Dataset records -
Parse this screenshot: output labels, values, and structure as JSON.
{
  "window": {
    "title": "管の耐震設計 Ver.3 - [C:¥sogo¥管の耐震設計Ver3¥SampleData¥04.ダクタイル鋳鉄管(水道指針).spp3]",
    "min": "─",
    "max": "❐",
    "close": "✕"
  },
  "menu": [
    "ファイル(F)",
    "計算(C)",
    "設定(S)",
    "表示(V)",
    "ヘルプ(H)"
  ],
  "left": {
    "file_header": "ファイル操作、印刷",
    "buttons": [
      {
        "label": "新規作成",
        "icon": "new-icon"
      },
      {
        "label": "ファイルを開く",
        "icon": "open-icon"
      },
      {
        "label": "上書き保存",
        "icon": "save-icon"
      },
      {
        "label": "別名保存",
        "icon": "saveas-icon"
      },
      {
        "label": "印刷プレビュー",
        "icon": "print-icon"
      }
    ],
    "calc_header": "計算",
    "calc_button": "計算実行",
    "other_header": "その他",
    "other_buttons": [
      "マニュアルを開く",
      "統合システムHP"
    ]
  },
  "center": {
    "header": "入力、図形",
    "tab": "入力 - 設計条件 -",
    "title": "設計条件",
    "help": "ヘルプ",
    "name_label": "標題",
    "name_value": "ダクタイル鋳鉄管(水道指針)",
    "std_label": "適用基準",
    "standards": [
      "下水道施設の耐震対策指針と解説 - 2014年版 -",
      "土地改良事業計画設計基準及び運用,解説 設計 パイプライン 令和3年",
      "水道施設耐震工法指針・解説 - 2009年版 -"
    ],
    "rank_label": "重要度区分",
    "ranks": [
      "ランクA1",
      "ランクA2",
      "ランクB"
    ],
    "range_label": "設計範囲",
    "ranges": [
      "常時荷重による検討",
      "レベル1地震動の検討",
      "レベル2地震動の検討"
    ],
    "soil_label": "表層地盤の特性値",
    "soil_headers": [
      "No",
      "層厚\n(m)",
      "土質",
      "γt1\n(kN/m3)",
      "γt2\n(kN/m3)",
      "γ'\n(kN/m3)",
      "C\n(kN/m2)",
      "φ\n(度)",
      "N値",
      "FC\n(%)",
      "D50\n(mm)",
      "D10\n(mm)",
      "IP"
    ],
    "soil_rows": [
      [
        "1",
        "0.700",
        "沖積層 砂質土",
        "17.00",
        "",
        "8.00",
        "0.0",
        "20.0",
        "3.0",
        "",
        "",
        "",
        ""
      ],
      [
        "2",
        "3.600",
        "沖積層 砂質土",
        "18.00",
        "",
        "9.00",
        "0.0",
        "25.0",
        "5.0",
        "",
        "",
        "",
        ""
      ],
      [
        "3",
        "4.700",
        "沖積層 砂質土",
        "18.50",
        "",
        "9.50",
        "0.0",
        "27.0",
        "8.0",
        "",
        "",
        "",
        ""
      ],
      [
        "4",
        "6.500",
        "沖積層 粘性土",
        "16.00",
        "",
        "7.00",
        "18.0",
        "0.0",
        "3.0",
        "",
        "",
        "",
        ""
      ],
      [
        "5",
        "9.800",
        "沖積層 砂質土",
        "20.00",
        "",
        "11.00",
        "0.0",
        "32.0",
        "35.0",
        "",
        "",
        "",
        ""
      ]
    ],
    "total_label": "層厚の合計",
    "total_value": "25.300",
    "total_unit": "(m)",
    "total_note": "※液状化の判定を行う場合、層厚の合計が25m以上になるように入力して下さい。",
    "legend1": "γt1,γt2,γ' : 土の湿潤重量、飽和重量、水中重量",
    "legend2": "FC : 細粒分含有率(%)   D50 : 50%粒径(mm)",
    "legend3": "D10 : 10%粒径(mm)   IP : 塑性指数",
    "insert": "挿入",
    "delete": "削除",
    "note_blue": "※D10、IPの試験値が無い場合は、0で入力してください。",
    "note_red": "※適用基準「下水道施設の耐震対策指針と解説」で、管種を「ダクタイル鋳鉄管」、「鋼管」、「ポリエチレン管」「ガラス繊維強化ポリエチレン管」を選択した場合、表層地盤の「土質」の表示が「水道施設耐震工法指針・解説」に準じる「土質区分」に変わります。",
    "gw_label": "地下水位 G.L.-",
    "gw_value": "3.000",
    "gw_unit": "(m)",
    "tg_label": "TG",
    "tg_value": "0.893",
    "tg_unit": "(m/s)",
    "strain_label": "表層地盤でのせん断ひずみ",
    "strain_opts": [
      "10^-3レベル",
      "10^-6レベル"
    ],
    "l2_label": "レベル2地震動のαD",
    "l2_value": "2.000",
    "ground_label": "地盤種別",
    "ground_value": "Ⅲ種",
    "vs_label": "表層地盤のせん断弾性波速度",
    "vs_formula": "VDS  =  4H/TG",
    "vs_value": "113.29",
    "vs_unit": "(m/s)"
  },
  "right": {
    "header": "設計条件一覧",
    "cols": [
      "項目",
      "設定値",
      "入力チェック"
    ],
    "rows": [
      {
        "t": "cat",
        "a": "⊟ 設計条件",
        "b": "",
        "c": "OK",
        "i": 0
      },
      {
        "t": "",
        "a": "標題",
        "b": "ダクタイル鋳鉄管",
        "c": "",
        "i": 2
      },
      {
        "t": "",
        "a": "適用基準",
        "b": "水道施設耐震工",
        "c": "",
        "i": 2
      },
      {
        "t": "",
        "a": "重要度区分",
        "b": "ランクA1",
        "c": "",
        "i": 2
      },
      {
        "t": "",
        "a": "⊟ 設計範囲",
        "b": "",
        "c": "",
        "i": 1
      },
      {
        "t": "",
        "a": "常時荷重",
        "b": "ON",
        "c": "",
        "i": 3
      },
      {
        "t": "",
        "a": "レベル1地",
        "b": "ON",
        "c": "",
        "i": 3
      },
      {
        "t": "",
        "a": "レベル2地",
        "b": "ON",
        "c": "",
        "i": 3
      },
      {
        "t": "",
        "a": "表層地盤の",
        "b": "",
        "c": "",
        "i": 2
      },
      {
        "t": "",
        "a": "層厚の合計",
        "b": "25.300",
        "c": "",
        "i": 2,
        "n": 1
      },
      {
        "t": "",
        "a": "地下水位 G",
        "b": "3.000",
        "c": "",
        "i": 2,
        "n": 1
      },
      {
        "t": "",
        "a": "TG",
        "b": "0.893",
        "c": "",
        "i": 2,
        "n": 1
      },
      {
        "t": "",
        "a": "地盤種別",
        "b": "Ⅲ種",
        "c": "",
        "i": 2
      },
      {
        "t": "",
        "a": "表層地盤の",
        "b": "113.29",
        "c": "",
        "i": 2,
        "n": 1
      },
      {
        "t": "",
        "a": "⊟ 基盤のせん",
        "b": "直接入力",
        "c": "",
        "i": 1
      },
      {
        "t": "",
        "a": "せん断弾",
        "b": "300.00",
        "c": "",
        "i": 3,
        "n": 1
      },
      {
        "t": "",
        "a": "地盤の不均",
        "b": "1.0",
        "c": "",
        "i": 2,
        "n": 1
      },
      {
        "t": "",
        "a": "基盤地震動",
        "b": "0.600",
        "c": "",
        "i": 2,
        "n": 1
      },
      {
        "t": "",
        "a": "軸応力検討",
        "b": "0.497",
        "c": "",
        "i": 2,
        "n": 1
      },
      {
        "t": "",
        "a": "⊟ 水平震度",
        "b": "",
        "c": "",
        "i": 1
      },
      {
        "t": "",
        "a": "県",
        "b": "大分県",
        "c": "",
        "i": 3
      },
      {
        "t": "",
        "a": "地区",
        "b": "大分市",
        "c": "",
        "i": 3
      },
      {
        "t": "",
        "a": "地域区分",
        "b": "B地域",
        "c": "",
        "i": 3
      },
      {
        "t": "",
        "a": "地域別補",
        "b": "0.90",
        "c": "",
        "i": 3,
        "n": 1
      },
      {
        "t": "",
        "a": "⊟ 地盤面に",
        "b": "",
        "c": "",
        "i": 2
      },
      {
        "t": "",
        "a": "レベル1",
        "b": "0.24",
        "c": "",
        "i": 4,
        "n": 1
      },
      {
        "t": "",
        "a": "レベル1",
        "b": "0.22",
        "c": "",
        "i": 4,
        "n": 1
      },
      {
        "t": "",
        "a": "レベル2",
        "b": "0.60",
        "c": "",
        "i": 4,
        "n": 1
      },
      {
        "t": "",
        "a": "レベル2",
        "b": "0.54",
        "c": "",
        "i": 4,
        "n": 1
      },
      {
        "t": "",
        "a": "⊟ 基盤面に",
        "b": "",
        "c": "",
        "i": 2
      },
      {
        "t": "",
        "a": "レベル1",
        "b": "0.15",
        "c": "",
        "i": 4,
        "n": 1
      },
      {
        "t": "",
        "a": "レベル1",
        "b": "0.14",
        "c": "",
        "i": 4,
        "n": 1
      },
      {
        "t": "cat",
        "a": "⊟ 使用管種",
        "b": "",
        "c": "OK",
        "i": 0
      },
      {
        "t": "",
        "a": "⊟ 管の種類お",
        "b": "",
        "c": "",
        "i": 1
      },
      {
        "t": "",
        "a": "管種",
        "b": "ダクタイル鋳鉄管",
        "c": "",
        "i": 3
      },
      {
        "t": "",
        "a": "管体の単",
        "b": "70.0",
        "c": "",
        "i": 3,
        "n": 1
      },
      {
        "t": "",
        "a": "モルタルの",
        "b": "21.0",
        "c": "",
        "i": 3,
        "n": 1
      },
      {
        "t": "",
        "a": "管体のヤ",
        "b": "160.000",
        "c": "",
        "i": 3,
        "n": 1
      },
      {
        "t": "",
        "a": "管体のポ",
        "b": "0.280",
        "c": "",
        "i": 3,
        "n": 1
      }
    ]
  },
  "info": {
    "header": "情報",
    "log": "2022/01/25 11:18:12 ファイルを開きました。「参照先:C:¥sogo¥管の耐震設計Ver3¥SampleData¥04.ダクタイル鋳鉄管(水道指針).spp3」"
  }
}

Your task - From the listing above, pick out each line where the word "水道指針" appears.

Exercise output -
    "title": "管の耐震設計 Ver.3 - [C:¥sogo¥管の耐震設計Ver3¥SampleData¥04.ダクタイル鋳鉄管(水道指針).spp3]",
    "name_value": "ダクタイル鋳鉄管(水道指針)",
    "log": "2022/01/25 11:18:12 ファイルを開きました。「参照先:C:¥sogo¥管の耐震設計Ver3¥SampleData¥04.ダクタイル鋳鉄管(水道指針).spp3」"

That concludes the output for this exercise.